**Requirement**
How many lines of the data include the string "this"? State the number and nothing else.

**Supplied material**
_ _ _ _ _ _ _
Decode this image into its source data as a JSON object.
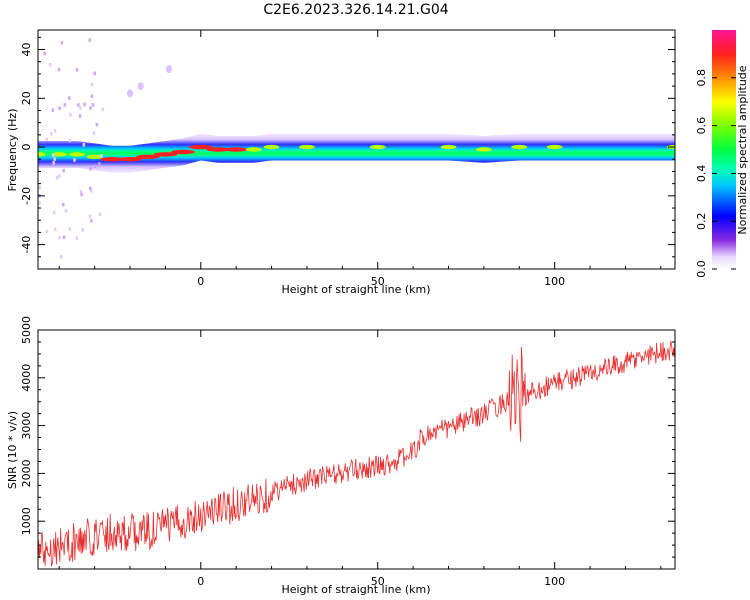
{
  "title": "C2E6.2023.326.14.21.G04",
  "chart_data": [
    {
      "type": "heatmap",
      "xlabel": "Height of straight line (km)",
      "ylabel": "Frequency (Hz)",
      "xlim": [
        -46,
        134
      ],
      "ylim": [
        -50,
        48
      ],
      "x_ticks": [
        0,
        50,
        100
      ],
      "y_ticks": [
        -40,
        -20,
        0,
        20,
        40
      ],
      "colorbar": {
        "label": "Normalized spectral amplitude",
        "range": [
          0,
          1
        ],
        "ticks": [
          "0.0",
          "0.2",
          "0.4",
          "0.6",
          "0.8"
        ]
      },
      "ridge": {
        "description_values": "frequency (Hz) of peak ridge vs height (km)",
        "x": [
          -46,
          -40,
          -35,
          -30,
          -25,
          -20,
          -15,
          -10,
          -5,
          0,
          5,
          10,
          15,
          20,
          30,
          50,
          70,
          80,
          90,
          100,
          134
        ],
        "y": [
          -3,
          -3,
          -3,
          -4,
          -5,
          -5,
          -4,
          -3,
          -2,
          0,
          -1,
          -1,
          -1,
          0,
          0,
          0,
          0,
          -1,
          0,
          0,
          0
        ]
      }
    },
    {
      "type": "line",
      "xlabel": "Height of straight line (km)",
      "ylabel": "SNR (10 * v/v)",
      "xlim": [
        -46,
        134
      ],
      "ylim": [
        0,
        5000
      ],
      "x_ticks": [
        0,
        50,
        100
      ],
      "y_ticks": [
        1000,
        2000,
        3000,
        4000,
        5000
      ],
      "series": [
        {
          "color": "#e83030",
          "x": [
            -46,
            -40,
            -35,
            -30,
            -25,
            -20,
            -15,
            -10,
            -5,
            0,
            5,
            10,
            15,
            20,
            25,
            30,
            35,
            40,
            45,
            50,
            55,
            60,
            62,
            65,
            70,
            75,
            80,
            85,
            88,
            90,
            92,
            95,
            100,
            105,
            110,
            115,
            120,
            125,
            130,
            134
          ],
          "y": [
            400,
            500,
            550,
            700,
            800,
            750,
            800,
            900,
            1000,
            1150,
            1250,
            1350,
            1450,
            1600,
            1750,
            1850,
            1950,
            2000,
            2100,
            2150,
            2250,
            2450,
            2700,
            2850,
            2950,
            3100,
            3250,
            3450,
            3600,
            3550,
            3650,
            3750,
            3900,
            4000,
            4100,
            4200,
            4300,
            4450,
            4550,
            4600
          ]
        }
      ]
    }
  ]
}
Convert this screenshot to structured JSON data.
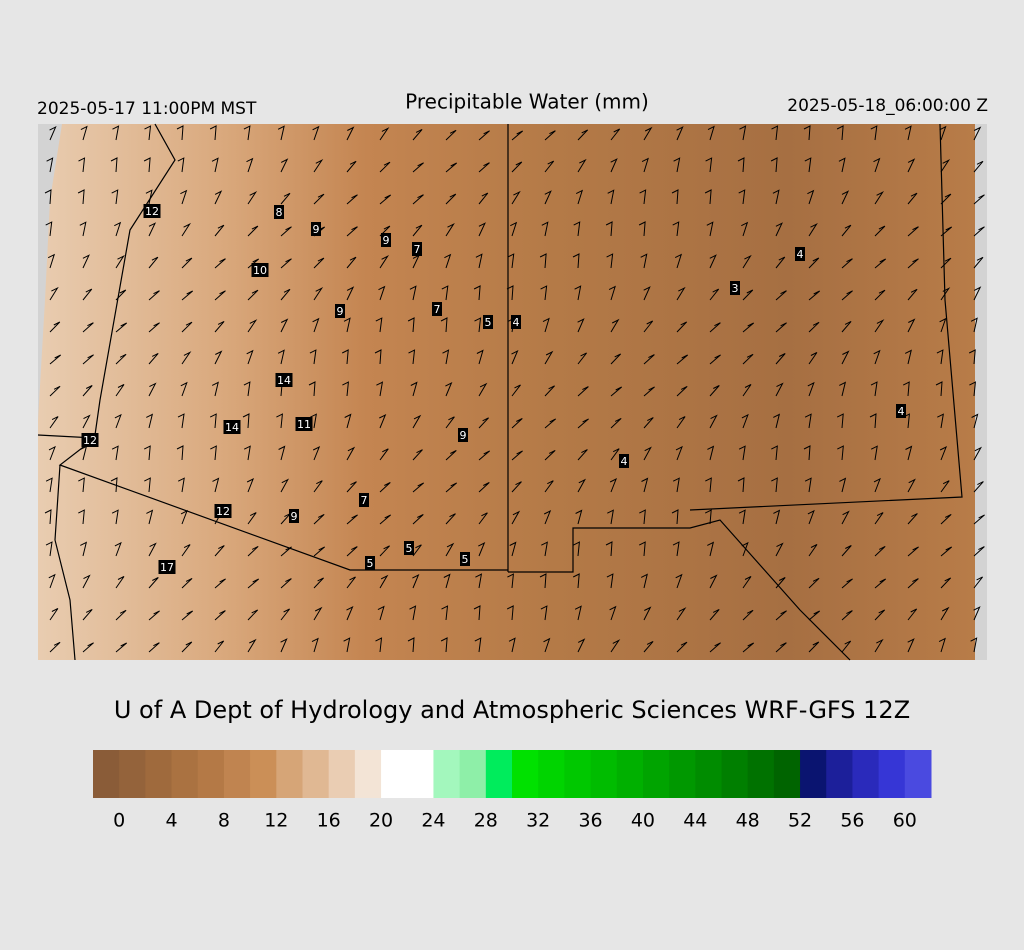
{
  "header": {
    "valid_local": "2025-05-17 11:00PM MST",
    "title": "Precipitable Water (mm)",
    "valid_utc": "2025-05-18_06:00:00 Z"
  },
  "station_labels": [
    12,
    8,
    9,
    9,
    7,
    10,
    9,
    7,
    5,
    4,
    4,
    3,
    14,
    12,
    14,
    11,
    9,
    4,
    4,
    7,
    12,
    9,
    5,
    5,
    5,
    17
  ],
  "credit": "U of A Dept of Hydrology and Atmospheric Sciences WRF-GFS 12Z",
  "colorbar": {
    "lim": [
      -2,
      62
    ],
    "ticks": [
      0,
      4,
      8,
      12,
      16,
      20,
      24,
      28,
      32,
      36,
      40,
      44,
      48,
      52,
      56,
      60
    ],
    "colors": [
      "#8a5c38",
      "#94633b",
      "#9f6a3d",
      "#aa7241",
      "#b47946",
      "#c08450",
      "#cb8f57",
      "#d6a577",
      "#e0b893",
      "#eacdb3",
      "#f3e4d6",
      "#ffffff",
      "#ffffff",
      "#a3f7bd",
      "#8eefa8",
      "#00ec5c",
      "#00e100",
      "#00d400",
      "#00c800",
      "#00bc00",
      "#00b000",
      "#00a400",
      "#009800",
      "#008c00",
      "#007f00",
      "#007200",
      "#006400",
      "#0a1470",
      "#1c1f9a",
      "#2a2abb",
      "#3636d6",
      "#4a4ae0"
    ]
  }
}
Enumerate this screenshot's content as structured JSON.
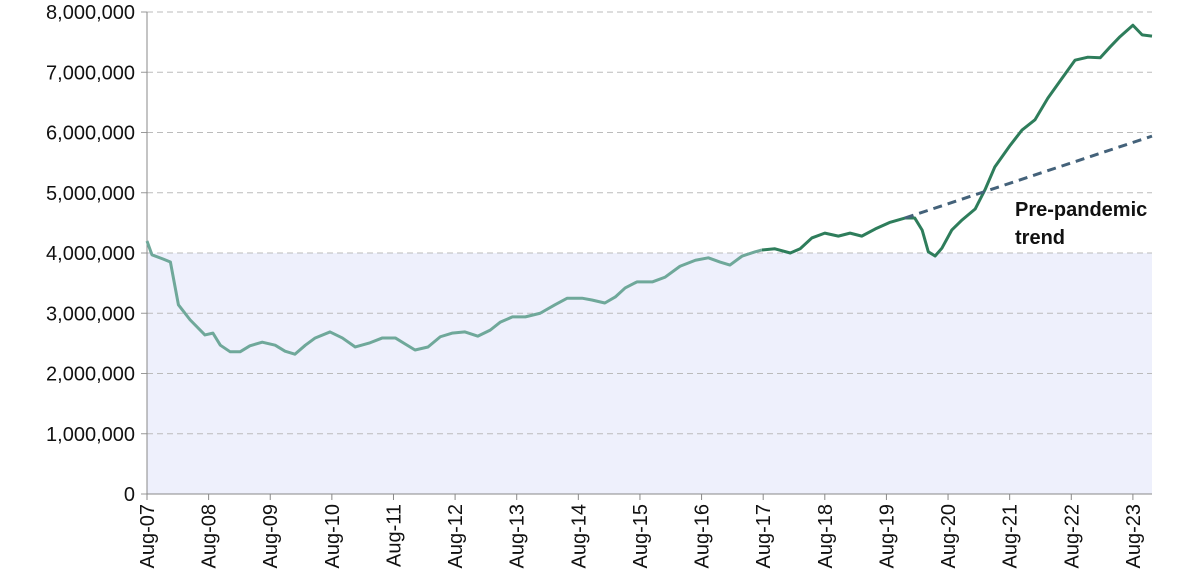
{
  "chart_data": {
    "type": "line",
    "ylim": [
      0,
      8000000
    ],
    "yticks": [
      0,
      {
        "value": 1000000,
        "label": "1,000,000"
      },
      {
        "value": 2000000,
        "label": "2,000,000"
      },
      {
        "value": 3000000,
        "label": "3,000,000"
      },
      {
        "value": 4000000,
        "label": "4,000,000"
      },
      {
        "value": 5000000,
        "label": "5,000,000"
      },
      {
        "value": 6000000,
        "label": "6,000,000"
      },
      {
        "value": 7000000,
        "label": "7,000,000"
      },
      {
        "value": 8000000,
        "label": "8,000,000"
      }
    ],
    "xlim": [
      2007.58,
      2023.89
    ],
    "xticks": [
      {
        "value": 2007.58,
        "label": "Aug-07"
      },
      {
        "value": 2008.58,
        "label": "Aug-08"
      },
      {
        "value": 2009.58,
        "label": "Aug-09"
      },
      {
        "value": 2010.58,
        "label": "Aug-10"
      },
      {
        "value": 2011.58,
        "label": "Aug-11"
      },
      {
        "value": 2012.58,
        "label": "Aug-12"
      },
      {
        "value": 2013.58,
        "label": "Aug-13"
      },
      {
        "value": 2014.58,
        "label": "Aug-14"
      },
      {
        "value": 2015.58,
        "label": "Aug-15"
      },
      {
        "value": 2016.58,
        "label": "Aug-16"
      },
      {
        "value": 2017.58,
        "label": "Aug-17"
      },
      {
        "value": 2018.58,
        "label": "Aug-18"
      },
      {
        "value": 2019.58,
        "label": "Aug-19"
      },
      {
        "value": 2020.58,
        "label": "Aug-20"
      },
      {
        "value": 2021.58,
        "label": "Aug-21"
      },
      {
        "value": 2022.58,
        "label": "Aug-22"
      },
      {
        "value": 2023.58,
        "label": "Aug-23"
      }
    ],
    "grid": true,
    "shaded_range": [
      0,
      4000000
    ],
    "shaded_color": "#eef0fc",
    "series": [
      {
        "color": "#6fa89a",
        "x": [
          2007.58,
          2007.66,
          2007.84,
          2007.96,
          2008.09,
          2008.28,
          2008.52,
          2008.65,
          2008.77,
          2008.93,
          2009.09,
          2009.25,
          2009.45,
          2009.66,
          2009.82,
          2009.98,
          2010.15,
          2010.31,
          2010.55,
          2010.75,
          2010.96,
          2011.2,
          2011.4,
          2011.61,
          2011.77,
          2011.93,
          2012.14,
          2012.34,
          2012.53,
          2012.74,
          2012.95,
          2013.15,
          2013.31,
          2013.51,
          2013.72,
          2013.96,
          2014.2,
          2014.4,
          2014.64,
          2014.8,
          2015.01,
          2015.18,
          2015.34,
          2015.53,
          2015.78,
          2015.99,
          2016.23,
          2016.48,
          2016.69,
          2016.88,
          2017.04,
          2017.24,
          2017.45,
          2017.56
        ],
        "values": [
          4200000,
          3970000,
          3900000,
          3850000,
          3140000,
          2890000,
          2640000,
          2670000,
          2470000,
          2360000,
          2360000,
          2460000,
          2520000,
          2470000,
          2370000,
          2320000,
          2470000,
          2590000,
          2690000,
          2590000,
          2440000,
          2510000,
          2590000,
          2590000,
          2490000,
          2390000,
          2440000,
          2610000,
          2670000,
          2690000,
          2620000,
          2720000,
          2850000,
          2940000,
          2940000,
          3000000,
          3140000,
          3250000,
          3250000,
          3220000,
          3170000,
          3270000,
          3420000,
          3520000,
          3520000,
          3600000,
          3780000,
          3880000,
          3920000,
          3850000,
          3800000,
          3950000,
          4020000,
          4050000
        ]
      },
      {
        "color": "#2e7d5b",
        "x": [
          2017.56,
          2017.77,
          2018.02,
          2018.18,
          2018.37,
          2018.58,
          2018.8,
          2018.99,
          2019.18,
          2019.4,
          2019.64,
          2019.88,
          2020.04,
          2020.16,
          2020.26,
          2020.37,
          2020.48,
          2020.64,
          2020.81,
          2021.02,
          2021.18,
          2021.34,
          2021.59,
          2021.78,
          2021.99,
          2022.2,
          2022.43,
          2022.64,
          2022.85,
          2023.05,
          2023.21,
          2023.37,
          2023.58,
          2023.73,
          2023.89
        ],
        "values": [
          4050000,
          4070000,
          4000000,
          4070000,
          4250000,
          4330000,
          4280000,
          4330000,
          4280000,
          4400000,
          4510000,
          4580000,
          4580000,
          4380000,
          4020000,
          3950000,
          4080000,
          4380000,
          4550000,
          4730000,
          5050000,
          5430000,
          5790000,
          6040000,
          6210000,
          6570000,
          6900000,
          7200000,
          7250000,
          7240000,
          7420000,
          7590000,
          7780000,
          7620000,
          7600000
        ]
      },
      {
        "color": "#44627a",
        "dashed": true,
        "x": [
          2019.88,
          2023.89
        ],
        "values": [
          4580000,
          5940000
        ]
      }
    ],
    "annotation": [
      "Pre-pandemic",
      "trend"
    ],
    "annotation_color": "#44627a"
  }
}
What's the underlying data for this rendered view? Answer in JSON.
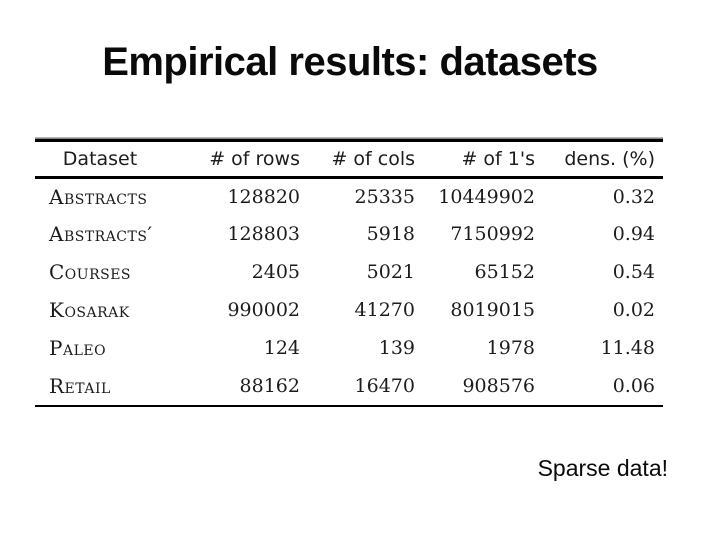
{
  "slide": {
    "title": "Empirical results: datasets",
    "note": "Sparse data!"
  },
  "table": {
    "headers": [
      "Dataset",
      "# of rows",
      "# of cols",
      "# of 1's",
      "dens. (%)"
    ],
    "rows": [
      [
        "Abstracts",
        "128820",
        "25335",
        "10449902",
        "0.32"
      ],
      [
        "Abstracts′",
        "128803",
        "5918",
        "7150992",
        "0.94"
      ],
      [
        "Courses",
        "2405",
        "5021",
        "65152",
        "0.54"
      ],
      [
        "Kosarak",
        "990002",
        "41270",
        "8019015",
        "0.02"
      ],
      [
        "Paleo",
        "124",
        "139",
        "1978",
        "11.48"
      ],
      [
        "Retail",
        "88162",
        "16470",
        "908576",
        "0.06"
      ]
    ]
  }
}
_ _ _ _ _ _ _
**Correct response**
4